------ Input rows ------
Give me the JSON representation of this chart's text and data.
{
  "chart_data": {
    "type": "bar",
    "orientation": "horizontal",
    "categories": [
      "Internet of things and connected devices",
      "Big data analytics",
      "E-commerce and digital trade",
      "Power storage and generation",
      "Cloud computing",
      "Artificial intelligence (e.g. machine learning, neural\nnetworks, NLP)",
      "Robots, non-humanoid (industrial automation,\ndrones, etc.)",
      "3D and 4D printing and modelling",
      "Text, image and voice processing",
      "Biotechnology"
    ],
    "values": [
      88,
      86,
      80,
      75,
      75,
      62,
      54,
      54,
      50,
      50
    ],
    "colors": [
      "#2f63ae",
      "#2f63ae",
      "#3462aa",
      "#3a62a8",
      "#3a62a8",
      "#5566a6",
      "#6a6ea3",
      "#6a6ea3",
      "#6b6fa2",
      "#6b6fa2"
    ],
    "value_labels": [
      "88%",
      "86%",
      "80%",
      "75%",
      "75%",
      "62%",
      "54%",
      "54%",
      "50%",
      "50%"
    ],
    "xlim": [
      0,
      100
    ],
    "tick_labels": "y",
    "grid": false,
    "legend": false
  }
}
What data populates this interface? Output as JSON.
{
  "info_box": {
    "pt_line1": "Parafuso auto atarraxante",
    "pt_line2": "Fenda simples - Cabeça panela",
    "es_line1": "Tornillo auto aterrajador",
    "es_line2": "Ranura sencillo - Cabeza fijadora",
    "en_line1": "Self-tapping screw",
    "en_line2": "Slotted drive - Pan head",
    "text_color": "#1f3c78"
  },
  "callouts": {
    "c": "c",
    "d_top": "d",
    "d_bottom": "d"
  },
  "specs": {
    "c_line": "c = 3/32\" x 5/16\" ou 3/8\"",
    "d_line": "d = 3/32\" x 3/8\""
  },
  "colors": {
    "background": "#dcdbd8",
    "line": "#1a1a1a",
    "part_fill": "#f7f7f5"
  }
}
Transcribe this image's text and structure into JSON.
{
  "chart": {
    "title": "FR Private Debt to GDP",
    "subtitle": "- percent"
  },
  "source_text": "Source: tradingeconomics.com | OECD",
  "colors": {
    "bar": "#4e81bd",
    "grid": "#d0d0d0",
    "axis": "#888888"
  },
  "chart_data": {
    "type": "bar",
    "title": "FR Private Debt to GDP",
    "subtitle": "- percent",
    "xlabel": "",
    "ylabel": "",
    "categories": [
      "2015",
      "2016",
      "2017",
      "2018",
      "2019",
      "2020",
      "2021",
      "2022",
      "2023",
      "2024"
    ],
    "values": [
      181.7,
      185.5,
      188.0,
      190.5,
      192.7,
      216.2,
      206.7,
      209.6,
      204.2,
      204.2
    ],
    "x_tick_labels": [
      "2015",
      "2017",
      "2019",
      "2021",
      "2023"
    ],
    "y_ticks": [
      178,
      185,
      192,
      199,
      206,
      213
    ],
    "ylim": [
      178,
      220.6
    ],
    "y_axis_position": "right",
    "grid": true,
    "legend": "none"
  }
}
------
The exercise: Your task is to output exactly the lines running from the one with "Transcribe this image's" through the final line of the material above, with both ends included.

The completed task:
Transcribe this image's text and structure into JSON.
{
  "chart": {
    "title": "FR Private Debt to GDP",
    "subtitle": "- percent"
  },
  "source_text": "Source: tradingeconomics.com | OECD",
  "colors": {
    "bar": "#4e81bd",
    "grid": "#d0d0d0",
    "axis": "#888888"
  },
  "chart_data": {
    "type": "bar",
    "title": "FR Private Debt to GDP",
    "subtitle": "- percent",
    "xlabel": "",
    "ylabel": "",
    "categories": [
      "2015",
      "2016",
      "2017",
      "2018",
      "2019",
      "2020",
      "2021",
      "2022",
      "2023",
      "2024"
    ],
    "values": [
      181.7,
      185.5,
      188.0,
      190.5,
      192.7,
      216.2,
      206.7,
      209.6,
      204.2,
      204.2
    ],
    "x_tick_labels": [
      "2015",
      "2017",
      "2019",
      "2021",
      "2023"
    ],
    "y_ticks": [
      178,
      185,
      192,
      199,
      206,
      213
    ],
    "ylim": [
      178,
      220.6
    ],
    "y_axis_position": "right",
    "grid": true,
    "legend": "none"
  }
}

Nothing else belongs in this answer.